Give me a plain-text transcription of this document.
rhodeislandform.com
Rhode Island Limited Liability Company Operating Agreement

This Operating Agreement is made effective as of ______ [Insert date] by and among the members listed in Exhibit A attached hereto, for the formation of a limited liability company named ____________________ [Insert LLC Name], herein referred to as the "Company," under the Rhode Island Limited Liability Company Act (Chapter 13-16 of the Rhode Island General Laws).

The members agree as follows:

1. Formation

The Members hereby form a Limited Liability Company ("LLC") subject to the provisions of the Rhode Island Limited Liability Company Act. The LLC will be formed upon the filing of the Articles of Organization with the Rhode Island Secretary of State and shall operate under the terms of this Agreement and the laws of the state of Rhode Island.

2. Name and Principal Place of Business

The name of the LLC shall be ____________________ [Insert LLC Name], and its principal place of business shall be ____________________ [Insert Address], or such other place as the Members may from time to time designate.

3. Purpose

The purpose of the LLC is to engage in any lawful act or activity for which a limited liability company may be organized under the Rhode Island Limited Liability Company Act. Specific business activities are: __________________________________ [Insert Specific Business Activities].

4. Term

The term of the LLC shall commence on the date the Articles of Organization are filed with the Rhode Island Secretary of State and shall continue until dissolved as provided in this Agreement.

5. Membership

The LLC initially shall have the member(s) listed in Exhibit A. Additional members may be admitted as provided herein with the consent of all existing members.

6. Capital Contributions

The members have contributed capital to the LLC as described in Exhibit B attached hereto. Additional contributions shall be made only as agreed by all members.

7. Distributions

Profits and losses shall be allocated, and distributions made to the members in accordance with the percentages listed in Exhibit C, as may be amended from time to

> _WRITTEN EXERCISE_
Look through the entries and return every line where "from" appears.

> _WORKED SOLUTION_
The name of the LLC shall be ____________________ [Insert LLC Name], and its principal place of business shall be ____________________ [Insert Address], or such other place as the Members may from time to time designate.
Profits and losses shall be allocated, and distributions made to the members in accordance with the percentages listed in Exhibit C, as may be amended from time to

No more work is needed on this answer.